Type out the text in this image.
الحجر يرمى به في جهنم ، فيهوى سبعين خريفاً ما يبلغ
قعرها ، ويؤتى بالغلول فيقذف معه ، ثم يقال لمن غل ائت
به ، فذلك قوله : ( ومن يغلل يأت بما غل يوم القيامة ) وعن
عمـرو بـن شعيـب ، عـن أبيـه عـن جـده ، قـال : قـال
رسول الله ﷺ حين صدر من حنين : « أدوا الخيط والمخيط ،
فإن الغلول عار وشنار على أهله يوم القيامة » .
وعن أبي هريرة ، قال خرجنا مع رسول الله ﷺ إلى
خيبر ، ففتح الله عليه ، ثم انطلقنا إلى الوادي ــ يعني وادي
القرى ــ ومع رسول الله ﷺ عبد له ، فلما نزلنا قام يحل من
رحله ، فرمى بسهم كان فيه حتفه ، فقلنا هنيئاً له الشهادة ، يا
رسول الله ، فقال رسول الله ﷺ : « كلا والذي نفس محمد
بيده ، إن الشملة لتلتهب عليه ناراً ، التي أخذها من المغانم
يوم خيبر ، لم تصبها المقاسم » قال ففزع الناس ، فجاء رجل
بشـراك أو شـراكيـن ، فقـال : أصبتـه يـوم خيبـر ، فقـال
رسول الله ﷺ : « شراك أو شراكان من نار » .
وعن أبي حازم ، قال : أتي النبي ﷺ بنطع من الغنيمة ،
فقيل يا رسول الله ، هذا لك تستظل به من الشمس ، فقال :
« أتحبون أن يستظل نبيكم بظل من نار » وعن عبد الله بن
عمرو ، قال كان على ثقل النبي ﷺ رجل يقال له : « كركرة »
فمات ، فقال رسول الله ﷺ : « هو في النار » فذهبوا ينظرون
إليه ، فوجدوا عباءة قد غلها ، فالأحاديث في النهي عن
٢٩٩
++++++++
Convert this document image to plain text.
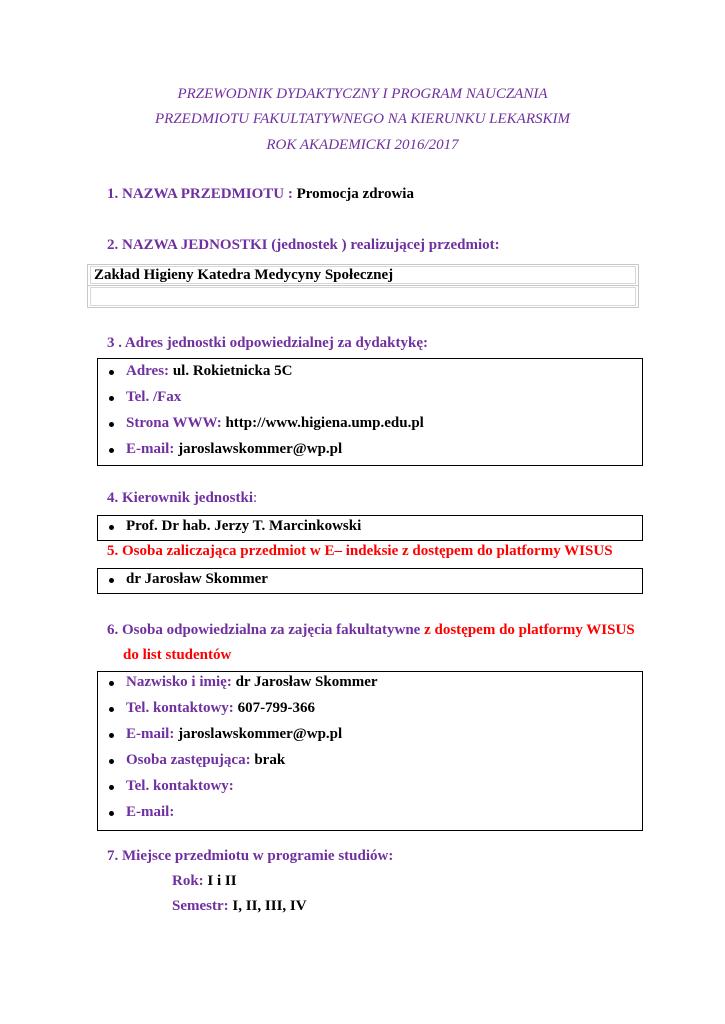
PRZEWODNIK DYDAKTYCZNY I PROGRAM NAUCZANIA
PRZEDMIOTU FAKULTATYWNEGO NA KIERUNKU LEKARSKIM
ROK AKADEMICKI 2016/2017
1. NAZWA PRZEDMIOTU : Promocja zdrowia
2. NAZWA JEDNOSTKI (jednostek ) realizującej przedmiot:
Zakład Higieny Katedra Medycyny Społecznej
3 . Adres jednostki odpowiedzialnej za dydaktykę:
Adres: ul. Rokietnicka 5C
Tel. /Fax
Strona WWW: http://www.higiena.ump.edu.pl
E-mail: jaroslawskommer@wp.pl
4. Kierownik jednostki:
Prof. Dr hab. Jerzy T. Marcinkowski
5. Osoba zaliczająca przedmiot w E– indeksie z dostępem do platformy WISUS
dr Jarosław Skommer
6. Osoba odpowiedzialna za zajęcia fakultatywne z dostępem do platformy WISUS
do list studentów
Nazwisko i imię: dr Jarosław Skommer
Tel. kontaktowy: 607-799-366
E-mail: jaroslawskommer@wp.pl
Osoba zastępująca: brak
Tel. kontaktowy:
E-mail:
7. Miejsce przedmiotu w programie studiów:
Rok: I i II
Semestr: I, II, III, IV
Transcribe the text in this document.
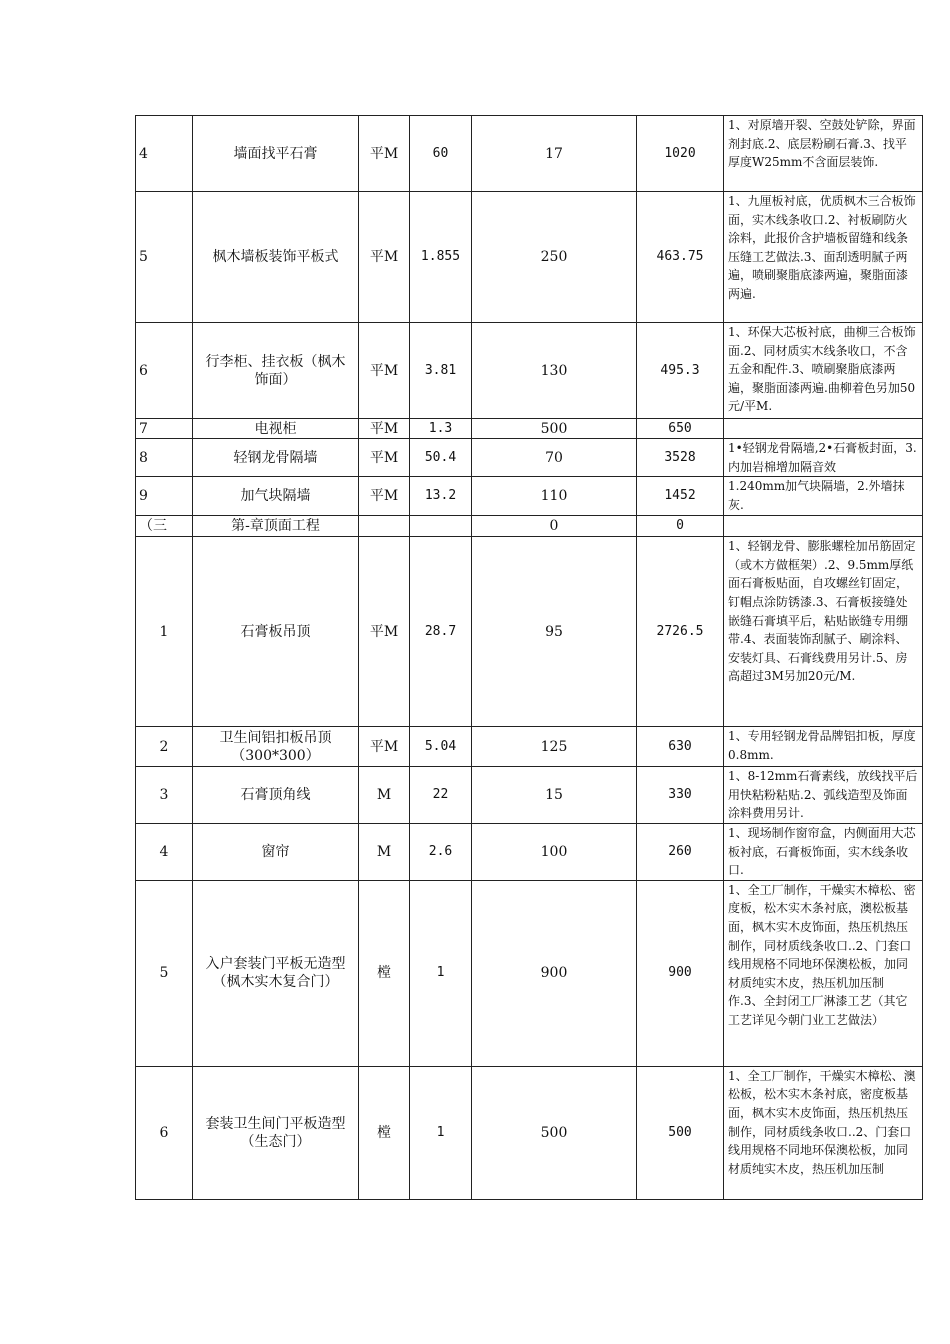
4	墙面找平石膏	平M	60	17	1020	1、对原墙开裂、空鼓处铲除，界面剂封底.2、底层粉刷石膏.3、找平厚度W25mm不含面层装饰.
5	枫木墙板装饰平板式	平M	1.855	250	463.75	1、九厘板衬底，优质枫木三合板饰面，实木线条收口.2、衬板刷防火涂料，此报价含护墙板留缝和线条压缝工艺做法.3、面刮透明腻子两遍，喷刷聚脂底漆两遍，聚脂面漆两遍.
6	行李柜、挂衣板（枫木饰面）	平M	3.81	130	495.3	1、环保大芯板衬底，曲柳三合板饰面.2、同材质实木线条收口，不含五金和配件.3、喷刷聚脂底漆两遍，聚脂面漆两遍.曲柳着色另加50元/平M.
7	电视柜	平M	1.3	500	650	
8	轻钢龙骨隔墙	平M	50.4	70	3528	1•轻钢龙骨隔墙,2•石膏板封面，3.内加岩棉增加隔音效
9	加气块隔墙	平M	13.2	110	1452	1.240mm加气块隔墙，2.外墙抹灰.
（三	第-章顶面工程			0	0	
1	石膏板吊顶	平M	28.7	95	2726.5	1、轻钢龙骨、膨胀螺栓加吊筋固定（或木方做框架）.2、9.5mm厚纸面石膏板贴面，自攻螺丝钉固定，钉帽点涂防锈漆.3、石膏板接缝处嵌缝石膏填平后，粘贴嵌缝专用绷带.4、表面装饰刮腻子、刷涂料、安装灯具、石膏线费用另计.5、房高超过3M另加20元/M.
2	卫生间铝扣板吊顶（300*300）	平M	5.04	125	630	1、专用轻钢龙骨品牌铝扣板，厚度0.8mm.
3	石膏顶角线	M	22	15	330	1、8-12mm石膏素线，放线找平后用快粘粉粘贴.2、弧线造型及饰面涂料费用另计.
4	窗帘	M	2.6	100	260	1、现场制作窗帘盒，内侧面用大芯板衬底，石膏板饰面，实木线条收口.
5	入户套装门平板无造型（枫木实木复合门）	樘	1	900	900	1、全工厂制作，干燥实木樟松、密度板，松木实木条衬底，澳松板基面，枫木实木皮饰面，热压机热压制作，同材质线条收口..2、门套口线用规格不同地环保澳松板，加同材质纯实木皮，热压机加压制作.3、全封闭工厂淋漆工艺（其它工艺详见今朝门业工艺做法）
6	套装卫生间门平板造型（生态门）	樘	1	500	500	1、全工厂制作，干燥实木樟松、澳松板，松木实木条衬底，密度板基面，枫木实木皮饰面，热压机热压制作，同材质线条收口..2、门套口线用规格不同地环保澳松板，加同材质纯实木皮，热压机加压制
++++++++
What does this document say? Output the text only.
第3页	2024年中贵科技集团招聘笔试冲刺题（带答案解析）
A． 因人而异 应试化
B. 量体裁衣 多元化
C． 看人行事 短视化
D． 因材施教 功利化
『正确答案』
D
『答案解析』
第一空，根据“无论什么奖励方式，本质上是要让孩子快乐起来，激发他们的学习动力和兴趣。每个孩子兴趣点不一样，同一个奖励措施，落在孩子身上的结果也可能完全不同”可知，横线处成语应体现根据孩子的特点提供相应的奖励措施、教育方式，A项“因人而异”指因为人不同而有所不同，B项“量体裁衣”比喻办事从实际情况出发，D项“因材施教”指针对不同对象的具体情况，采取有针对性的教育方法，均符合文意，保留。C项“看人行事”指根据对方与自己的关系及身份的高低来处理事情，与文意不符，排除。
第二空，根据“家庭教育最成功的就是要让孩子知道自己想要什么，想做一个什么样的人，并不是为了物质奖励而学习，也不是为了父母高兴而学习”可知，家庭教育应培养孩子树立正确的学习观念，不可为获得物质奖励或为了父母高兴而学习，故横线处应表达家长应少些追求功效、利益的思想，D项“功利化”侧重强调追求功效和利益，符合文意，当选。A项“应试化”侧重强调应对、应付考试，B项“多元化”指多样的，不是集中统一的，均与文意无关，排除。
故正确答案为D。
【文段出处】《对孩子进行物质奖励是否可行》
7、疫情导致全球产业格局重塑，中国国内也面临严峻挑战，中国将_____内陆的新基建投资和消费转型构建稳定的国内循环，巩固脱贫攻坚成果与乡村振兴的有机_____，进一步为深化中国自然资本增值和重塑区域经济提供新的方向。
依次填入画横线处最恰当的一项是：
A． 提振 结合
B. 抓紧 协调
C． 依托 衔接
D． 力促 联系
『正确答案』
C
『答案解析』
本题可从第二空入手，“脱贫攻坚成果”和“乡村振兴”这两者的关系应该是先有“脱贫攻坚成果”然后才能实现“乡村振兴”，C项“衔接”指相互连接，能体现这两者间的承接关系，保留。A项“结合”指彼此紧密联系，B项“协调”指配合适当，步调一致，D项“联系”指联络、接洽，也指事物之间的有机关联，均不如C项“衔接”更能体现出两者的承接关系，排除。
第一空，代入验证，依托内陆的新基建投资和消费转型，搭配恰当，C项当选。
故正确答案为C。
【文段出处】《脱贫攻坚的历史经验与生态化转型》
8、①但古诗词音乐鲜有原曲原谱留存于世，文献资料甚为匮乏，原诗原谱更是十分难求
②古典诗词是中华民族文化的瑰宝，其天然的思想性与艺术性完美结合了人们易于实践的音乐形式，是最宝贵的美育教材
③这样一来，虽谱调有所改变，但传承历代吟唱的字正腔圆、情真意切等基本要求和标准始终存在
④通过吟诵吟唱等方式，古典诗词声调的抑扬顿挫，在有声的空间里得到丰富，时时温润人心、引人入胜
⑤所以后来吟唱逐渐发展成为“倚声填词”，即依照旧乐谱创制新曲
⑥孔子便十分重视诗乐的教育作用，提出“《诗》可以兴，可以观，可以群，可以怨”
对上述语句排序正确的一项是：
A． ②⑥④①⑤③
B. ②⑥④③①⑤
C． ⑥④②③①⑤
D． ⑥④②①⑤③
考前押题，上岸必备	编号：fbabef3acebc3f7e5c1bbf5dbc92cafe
++++++++
#### WHAT TO DO
Extract from the material all lines containing the string "Osoba".

#### FULL RESPONSE
5. Osoba zaliczająca przedmiot w E– indeksie z dostępem do platformy WISUS
6. Osoba odpowiedzialna za zajęcia fakultatywne z dostępem do platformy WISUS
Osoba zastępująca: brak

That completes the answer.